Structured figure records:
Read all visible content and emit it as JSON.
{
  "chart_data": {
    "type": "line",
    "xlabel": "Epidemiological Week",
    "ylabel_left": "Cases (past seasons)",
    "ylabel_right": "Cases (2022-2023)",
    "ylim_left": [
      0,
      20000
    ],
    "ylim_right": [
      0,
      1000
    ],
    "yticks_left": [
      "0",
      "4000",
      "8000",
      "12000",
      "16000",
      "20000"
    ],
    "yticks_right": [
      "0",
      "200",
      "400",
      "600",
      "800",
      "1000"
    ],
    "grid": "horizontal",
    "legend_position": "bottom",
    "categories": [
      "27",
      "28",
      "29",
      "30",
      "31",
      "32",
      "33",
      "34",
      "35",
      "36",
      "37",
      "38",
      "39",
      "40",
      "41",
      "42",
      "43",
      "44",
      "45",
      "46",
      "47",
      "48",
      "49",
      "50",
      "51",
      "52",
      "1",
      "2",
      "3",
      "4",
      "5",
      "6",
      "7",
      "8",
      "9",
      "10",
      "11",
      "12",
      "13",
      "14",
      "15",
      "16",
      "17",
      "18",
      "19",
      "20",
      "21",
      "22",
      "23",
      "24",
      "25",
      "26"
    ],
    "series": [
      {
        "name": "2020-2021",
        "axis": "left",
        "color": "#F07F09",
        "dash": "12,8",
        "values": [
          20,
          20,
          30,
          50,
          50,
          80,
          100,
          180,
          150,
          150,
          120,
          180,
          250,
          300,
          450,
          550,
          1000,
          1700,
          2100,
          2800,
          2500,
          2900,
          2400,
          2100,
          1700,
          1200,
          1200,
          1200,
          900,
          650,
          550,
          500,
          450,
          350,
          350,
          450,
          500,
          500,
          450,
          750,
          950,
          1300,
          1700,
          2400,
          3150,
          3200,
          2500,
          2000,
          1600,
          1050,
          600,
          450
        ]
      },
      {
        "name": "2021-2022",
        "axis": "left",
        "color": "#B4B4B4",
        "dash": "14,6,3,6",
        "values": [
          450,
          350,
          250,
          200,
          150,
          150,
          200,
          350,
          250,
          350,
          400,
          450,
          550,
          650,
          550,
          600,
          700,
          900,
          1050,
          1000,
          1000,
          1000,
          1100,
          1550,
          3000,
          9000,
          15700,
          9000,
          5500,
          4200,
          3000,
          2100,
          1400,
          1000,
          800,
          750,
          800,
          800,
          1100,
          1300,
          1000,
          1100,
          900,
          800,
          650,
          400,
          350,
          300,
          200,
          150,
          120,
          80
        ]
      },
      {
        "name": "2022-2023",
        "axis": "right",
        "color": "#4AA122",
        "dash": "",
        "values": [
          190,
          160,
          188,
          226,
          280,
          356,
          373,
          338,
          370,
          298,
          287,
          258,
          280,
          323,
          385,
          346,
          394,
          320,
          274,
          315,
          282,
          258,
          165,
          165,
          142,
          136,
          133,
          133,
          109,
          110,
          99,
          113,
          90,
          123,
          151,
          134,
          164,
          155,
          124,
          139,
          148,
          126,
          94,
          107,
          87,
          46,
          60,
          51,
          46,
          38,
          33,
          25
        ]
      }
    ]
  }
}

## Set exercise:
Each record above should be returned exactly as it appears.

## Task result:
Read all visible content and emit it as JSON.
{
  "chart_data": {
    "type": "line",
    "xlabel": "Epidemiological Week",
    "ylabel_left": "Cases (past seasons)",
    "ylabel_right": "Cases (2022-2023)",
    "ylim_left": [
      0,
      20000
    ],
    "ylim_right": [
      0,
      1000
    ],
    "yticks_left": [
      "0",
      "4000",
      "8000",
      "12000",
      "16000",
      "20000"
    ],
    "yticks_right": [
      "0",
      "200",
      "400",
      "600",
      "800",
      "1000"
    ],
    "grid": "horizontal",
    "legend_position": "bottom",
    "categories": [
      "27",
      "28",
      "29",
      "30",
      "31",
      "32",
      "33",
      "34",
      "35",
      "36",
      "37",
      "38",
      "39",
      "40",
      "41",
      "42",
      "43",
      "44",
      "45",
      "46",
      "47",
      "48",
      "49",
      "50",
      "51",
      "52",
      "1",
      "2",
      "3",
      "4",
      "5",
      "6",
      "7",
      "8",
      "9",
      "10",
      "11",
      "12",
      "13",
      "14",
      "15",
      "16",
      "17",
      "18",
      "19",
      "20",
      "21",
      "22",
      "23",
      "24",
      "25",
      "26"
    ],
    "series": [
      {
        "name": "2020-2021",
        "axis": "left",
        "color": "#F07F09",
        "dash": "12,8",
        "values": [
          20,
          20,
          30,
          50,
          50,
          80,
          100,
          180,
          150,
          150,
          120,
          180,
          250,
          300,
          450,
          550,
          1000,
          1700,
          2100,
          2800,
          2500,
          2900,
          2400,
          2100,
          1700,
          1200,
          1200,
          1200,
          900,
          650,
          550,
          500,
          450,
          350,
          350,
          450,
          500,
          500,
          450,
          750,
          950,
          1300,
          1700,
          2400,
          3150,
          3200,
          2500,
          2000,
          1600,
          1050,
          600,
          450
        ]
      },
      {
        "name": "2021-2022",
        "axis": "left",
        "color": "#B4B4B4",
        "dash": "14,6,3,6",
        "values": [
          450,
          350,
          250,
          200,
          150,
          150,
          200,
          350,
          250,
          350,
          400,
          450,
          550,
          650,
          550,
          600,
          700,
          900,
          1050,
          1000,
          1000,
          1000,
          1100,
          1550,
          3000,
          9000,
          15700,
          9000,
          5500,
          4200,
          3000,
          2100,
          1400,
          1000,
          800,
          750,
          800,
          800,
          1100,
          1300,
          1000,
          1100,
          900,
          800,
          650,
          400,
          350,
          300,
          200,
          150,
          120,
          80
        ]
      },
      {
        "name": "2022-2023",
        "axis": "right",
        "color": "#4AA122",
        "dash": "",
        "values": [
          190,
          160,
          188,
          226,
          280,
          356,
          373,
          338,
          370,
          298,
          287,
          258,
          280,
          323,
          385,
          346,
          394,
          320,
          274,
          315,
          282,
          258,
          165,
          165,
          142,
          136,
          133,
          133,
          109,
          110,
          99,
          113,
          90,
          123,
          151,
          134,
          164,
          155,
          124,
          139,
          148,
          126,
          94,
          107,
          87,
          46,
          60,
          51,
          46,
          38,
          33,
          25
        ]
      }
    ]
  }
}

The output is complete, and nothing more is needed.